Identify the lines containing the word "JSON". Copy each one.

### Stored rows
+++++
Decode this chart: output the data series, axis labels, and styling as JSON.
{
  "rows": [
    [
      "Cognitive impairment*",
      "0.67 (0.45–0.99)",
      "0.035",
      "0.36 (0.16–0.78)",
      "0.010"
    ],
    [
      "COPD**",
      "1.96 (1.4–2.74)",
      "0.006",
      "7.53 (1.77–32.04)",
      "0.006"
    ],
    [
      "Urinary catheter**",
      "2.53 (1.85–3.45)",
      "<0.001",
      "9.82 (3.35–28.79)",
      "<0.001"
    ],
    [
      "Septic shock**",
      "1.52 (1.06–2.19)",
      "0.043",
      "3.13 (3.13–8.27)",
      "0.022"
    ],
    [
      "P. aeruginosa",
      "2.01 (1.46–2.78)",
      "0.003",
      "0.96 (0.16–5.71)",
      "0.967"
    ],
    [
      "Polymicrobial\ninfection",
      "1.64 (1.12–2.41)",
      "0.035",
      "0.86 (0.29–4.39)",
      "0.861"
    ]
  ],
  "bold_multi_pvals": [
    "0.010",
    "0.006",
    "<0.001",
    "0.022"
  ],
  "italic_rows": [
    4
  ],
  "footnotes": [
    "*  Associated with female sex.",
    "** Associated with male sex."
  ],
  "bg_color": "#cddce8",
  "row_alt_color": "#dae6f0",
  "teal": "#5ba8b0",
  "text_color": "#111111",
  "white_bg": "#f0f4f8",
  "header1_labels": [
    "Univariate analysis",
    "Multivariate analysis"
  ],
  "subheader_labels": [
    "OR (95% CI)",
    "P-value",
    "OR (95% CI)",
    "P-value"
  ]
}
+++++
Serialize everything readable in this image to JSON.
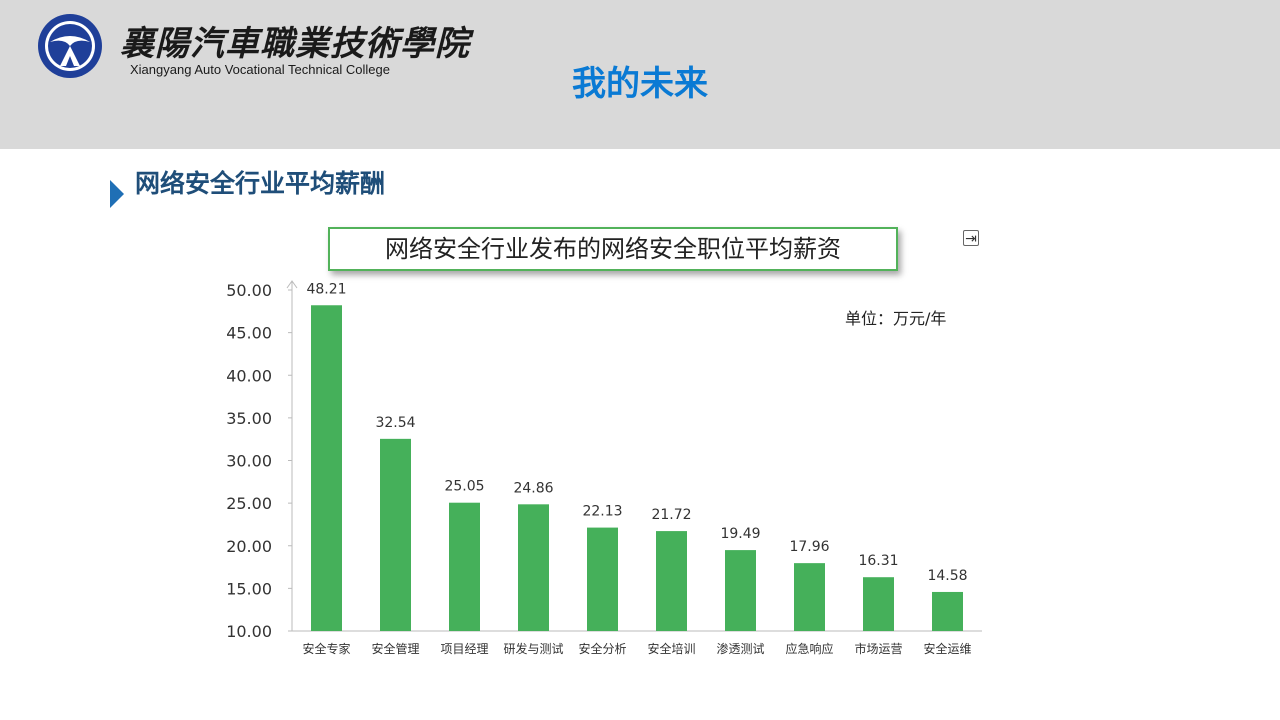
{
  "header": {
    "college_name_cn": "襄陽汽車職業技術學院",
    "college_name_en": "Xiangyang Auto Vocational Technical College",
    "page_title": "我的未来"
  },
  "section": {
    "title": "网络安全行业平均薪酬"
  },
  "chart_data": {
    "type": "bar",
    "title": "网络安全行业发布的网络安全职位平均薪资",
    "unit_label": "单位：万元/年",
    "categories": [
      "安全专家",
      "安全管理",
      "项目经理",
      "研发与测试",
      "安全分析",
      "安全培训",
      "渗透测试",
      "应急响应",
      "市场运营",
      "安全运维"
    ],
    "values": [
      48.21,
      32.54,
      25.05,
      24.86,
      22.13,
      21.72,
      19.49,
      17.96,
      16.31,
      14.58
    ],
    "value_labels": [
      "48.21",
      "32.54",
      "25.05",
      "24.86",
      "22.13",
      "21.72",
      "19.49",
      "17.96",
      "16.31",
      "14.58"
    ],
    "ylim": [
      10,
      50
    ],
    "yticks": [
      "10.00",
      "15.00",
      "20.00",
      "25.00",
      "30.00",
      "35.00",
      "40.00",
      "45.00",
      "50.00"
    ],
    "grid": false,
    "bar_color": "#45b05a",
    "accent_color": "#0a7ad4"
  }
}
+++++
### Correct result
Decode this chart: output the data series, axis labels, and styling as JSON.
Serialize everything readable in this image to JSON.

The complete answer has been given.